+++ Data for this task +++

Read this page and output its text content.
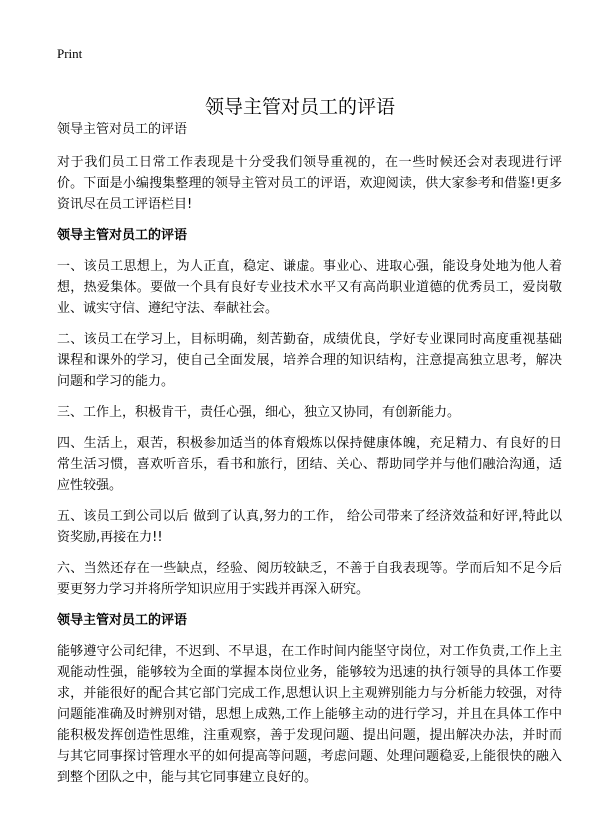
Print
领导主管对员工的评语

领导主管对员工的评语

对于我们员工日常工作表现是十分受我们领导重视的，在一些时候还会对表现进行评价。下面是小编搜集整理的领导主管对员工的评语，欢迎阅读，供大家参考和借鉴!更多资讯尽在员工评语栏目!

领导主管对员工的评语

一、该员工思想上，为人正直，稳定、谦虚。事业心、进取心强，能设身处地为他人着想，热爱集体。要做一个具有良好专业技术水平又有高尚职业道德的优秀员工，爱岗敬业、诚实守信、遵纪守法、奉献社会。

二、该员工在学习上，目标明确，刻苦勤奋，成绩优良，学好专业课同时高度重视基础课程和课外的学习，使自己全面发展，培养合理的知识结构，注意提高独立思考，解决问题和学习的能力。

三、工作上，积极肯干，责任心强，细心，独立又协同，有创新能力。

四、生活上，艰苦，积极参加适当的体育煅炼以保持健康体魄，充足精力、有良好的日常生活习惯，喜欢听音乐，看书和旅行，团结、关心、帮助同学并与他们融洽沟通，适应性较强。

五、该员工到公司以后 做到了认真,努力的工作， 给公司带来了经济效益和好评,特此以资奖励,再接在力!!

六、当然还存在一些缺点，经验、阅历较缺乏，不善于自我表现等。学而后知不足今后要更努力学习并将所学知识应用于实践并再深入研究。

领导主管对员工的评语

能够遵守公司纪律，不迟到、不早退，在工作时间内能坚守岗位，对工作负责,工作上主观能动性强，能够较为全面的掌握本岗位业务，能够较为迅速的执行领导的具体工作要求，并能很好的配合其它部门完成工作,思想认识上主观辨别能力与分析能力较强，对待问题能准确及时辨别对错，思想上成熟,工作上能够主动的进行学习，并且在具体工作中能积极发挥创造性思维，注重观察，善于发现问题、提出问题，提出解决办法，并时而与其它同事探讨管理水平的如何提高等问题，考虑问题、处理问题稳妥,上能很快的融入到整个团队之中，能与其它同事建立良好的。
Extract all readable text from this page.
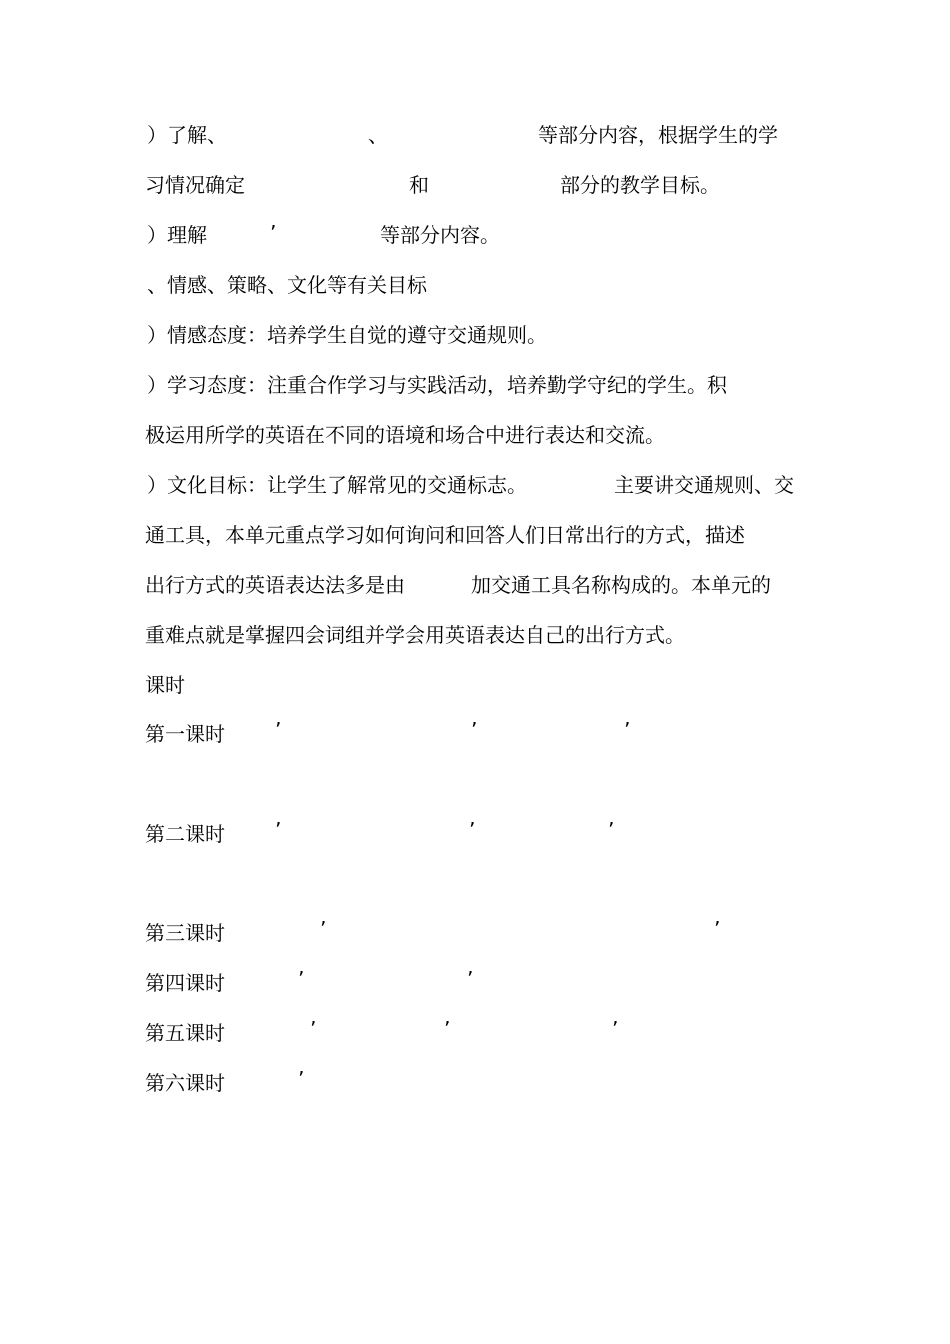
）了解、	、	等部分内容，根据学生的学
习情况确定	和	部分的教学目标。
）理解	’	等部分内容。
、情感、策略、文化等有关目标
）情感态度：培养学生自觉的遵守交通规则。
）学习态度：注重合作学习与实践活动，培养勤学守纪的学生。积
极运用所学的英语在不同的语境和场合中进行表达和交流。
）文化目标：让学生了解常见的交通标志。	主要讲交通规则、交
通工具，本单元重点学习如何询问和回答人们日常出行的方式，描述
出行方式的英语表达法多是由	加交通工具名称构成的。本单元的
重难点就是掌握四会词组并学会用英语表达自己的出行方式。
课时
第一课时	’	’	’
第二课时	’	’	’
第三课时	’	’
第四课时	’	’
第五课时	’	’	’
第六课时	’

+++

Every line of the data should be copied as it stands, without the images.

**Written answer:**
Read this page and output its text content.
Print
领导主管对员工的评语

领导主管对员工的评语

对于我们员工日常工作表现是十分受我们领导重视的，在一些时候还会对表现进行评价。下面是小编搜集整理的领导主管对员工的评语，欢迎阅读，供大家参考和借鉴!更多资讯尽在员工评语栏目!

领导主管对员工的评语

一、该员工思想上，为人正直，稳定、谦虚。事业心、进取心强，能设身处地为他人着想，热爱集体。要做一个具有良好专业技术水平又有高尚职业道德的优秀员工，爱岗敬业、诚实守信、遵纪守法、奉献社会。

二、该员工在学习上，目标明确，刻苦勤奋，成绩优良，学好专业课同时高度重视基础课程和课外的学习，使自己全面发展，培养合理的知识结构，注意提高独立思考，解决问题和学习的能力。

三、工作上，积极肯干，责任心强，细心，独立又协同，有创新能力。

四、生活上，艰苦，积极参加适当的体育煅炼以保持健康体魄，充足精力、有良好的日常生活习惯，喜欢听音乐，看书和旅行，团结、关心、帮助同学并与他们融洽沟通，适应性较强。

五、该员工到公司以后 做到了认真,努力的工作， 给公司带来了经济效益和好评,特此以资奖励,再接在力!!

六、当然还存在一些缺点，经验、阅历较缺乏，不善于自我表现等。学而后知不足今后要更努力学习并将所学知识应用于实践并再深入研究。

领导主管对员工的评语

能够遵守公司纪律，不迟到、不早退，在工作时间内能坚守岗位，对工作负责,工作上主观能动性强，能够较为全面的掌握本岗位业务，能够较为迅速的执行领导的具体工作要求，并能很好的配合其它部门完成工作,思想认识上主观辨别能力与分析能力较强，对待问题能准确及时辨别对错，思想上成熟,工作上能够主动的进行学习，并且在具体工作中能积极发挥创造性思维，注重观察，善于发现问题、提出问题，提出解决办法，并时而与其它同事探讨管理水平的如何提高等问题，考虑问题、处理问题稳妥,上能很快的融入到整个团队之中，能与其它同事建立良好的。
Extract all readable text from this page.
）了解、	、	等部分内容，根据学生的学
习情况确定	和	部分的教学目标。
）理解	’	等部分内容。
、情感、策略、文化等有关目标
）情感态度：培养学生自觉的遵守交通规则。
）学习态度：注重合作学习与实践活动，培养勤学守纪的学生。积
极运用所学的英语在不同的语境和场合中进行表达和交流。
）文化目标：让学生了解常见的交通标志。	主要讲交通规则、交
通工具，本单元重点学习如何询问和回答人们日常出行的方式，描述
出行方式的英语表达法多是由	加交通工具名称构成的。本单元的
重难点就是掌握四会词组并学会用英语表达自己的出行方式。
课时
第一课时	’	’	’
第二课时	’	’	’
第三课时	’	’
第四课时	’	’
第五课时	’	’	’
第六课时	’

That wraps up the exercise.